> [WORK TO BE COMPLETED] Produce a word-for-word copy of the listing below without its pictures.

****************

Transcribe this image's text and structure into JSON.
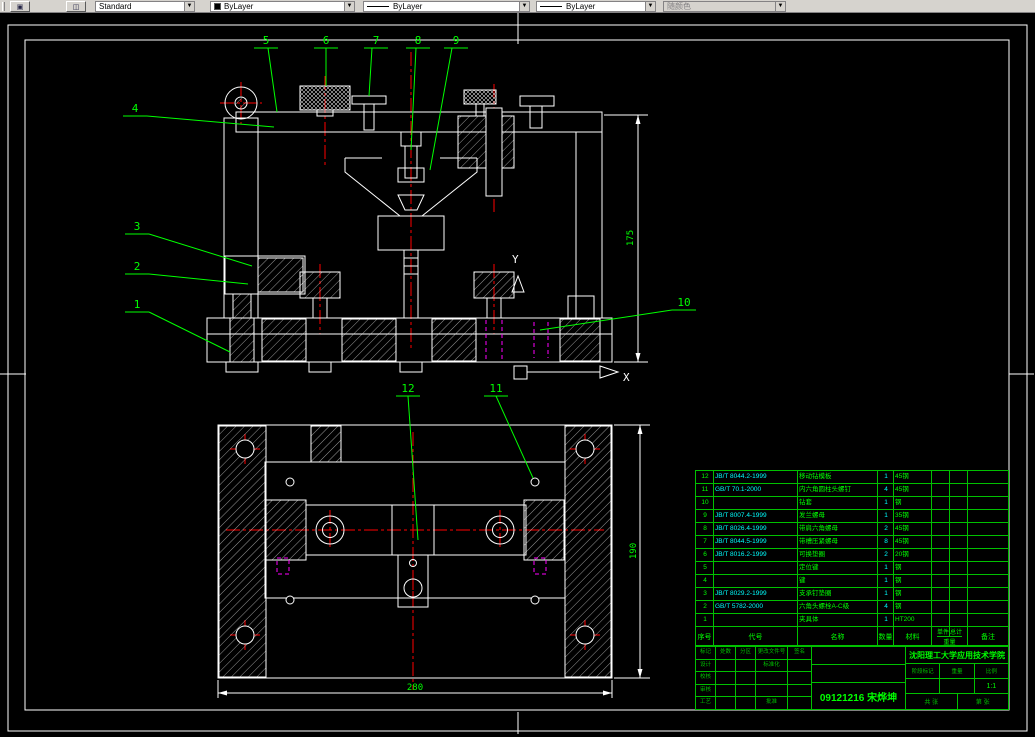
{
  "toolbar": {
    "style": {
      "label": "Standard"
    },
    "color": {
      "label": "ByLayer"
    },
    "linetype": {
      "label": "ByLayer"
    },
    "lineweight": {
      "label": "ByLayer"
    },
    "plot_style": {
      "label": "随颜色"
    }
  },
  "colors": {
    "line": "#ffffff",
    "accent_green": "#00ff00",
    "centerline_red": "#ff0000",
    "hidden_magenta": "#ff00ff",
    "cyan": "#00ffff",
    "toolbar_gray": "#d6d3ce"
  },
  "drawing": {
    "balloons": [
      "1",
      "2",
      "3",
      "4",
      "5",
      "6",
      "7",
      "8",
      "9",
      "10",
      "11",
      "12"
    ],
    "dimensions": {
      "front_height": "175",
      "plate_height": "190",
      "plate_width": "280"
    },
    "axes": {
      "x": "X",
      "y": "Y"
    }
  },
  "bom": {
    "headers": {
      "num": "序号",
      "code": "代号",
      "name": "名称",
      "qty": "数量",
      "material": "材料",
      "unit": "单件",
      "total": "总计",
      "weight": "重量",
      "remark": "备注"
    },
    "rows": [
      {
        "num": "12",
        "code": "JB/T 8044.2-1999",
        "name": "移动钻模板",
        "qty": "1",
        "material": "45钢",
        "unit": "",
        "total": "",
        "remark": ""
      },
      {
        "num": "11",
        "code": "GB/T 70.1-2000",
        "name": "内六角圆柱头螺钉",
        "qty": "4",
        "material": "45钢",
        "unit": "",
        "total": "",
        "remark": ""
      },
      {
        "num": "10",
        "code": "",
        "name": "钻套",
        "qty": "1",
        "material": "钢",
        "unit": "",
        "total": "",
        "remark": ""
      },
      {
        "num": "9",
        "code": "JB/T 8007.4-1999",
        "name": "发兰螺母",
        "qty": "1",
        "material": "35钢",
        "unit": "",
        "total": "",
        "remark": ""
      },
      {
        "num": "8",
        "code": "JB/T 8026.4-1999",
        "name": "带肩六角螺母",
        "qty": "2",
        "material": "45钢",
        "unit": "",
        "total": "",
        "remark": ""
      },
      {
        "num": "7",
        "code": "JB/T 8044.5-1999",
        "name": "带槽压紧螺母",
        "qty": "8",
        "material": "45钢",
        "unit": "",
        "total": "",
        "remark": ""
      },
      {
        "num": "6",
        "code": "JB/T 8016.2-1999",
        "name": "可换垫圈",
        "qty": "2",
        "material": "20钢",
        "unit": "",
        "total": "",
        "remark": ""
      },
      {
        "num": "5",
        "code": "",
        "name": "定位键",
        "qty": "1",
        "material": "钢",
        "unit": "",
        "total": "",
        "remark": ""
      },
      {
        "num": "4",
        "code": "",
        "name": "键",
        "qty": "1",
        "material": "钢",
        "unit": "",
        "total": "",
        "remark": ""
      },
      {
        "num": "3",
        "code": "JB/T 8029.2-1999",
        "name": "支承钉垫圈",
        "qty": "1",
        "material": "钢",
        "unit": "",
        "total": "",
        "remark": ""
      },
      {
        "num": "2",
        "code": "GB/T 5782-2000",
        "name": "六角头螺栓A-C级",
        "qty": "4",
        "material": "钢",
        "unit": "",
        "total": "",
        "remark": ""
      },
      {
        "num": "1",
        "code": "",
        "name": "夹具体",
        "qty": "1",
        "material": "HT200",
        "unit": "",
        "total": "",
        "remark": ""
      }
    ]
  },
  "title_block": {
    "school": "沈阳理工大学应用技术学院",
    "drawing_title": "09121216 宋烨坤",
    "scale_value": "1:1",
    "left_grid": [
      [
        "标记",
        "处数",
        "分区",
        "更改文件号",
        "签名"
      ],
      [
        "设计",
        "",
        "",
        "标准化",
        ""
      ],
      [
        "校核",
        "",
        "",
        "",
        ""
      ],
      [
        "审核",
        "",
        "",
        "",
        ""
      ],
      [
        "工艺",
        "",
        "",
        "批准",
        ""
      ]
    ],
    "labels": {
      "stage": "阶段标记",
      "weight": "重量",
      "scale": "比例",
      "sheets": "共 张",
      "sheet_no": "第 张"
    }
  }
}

****************

> [THE RESPONSE]
Transcribe this image's text and structure into JSON.
{
  "toolbar": {
    "style": {
      "label": "Standard"
    },
    "color": {
      "label": "ByLayer"
    },
    "linetype": {
      "label": "ByLayer"
    },
    "lineweight": {
      "label": "ByLayer"
    },
    "plot_style": {
      "label": "随颜色"
    }
  },
  "colors": {
    "line": "#ffffff",
    "accent_green": "#00ff00",
    "centerline_red": "#ff0000",
    "hidden_magenta": "#ff00ff",
    "cyan": "#00ffff",
    "toolbar_gray": "#d6d3ce"
  },
  "drawing": {
    "balloons": [
      "1",
      "2",
      "3",
      "4",
      "5",
      "6",
      "7",
      "8",
      "9",
      "10",
      "11",
      "12"
    ],
    "dimensions": {
      "front_height": "175",
      "plate_height": "190",
      "plate_width": "280"
    },
    "axes": {
      "x": "X",
      "y": "Y"
    }
  },
  "bom": {
    "headers": {
      "num": "序号",
      "code": "代号",
      "name": "名称",
      "qty": "数量",
      "material": "材料",
      "unit": "单件",
      "total": "总计",
      "weight": "重量",
      "remark": "备注"
    },
    "rows": [
      {
        "num": "12",
        "code": "JB/T 8044.2-1999",
        "name": "移动钻模板",
        "qty": "1",
        "material": "45钢",
        "unit": "",
        "total": "",
        "remark": ""
      },
      {
        "num": "11",
        "code": "GB/T 70.1-2000",
        "name": "内六角圆柱头螺钉",
        "qty": "4",
        "material": "45钢",
        "unit": "",
        "total": "",
        "remark": ""
      },
      {
        "num": "10",
        "code": "",
        "name": "钻套",
        "qty": "1",
        "material": "钢",
        "unit": "",
        "total": "",
        "remark": ""
      },
      {
        "num": "9",
        "code": "JB/T 8007.4-1999",
        "name": "发兰螺母",
        "qty": "1",
        "material": "35钢",
        "unit": "",
        "total": "",
        "remark": ""
      },
      {
        "num": "8",
        "code": "JB/T 8026.4-1999",
        "name": "带肩六角螺母",
        "qty": "2",
        "material": "45钢",
        "unit": "",
        "total": "",
        "remark": ""
      },
      {
        "num": "7",
        "code": "JB/T 8044.5-1999",
        "name": "带槽压紧螺母",
        "qty": "8",
        "material": "45钢",
        "unit": "",
        "total": "",
        "remark": ""
      },
      {
        "num": "6",
        "code": "JB/T 8016.2-1999",
        "name": "可换垫圈",
        "qty": "2",
        "material": "20钢",
        "unit": "",
        "total": "",
        "remark": ""
      },
      {
        "num": "5",
        "code": "",
        "name": "定位键",
        "qty": "1",
        "material": "钢",
        "unit": "",
        "total": "",
        "remark": ""
      },
      {
        "num": "4",
        "code": "",
        "name": "键",
        "qty": "1",
        "material": "钢",
        "unit": "",
        "total": "",
        "remark": ""
      },
      {
        "num": "3",
        "code": "JB/T 8029.2-1999",
        "name": "支承钉垫圈",
        "qty": "1",
        "material": "钢",
        "unit": "",
        "total": "",
        "remark": ""
      },
      {
        "num": "2",
        "code": "GB/T 5782-2000",
        "name": "六角头螺栓A-C级",
        "qty": "4",
        "material": "钢",
        "unit": "",
        "total": "",
        "remark": ""
      },
      {
        "num": "1",
        "code": "",
        "name": "夹具体",
        "qty": "1",
        "material": "HT200",
        "unit": "",
        "total": "",
        "remark": ""
      }
    ]
  },
  "title_block": {
    "school": "沈阳理工大学应用技术学院",
    "drawing_title": "09121216 宋烨坤",
    "scale_value": "1:1",
    "left_grid": [
      [
        "标记",
        "处数",
        "分区",
        "更改文件号",
        "签名"
      ],
      [
        "设计",
        "",
        "",
        "标准化",
        ""
      ],
      [
        "校核",
        "",
        "",
        "",
        ""
      ],
      [
        "审核",
        "",
        "",
        "",
        ""
      ],
      [
        "工艺",
        "",
        "",
        "批准",
        ""
      ]
    ],
    "labels": {
      "stage": "阶段标记",
      "weight": "重量",
      "scale": "比例",
      "sheets": "共 张",
      "sheet_no": "第 张"
    }
  }
}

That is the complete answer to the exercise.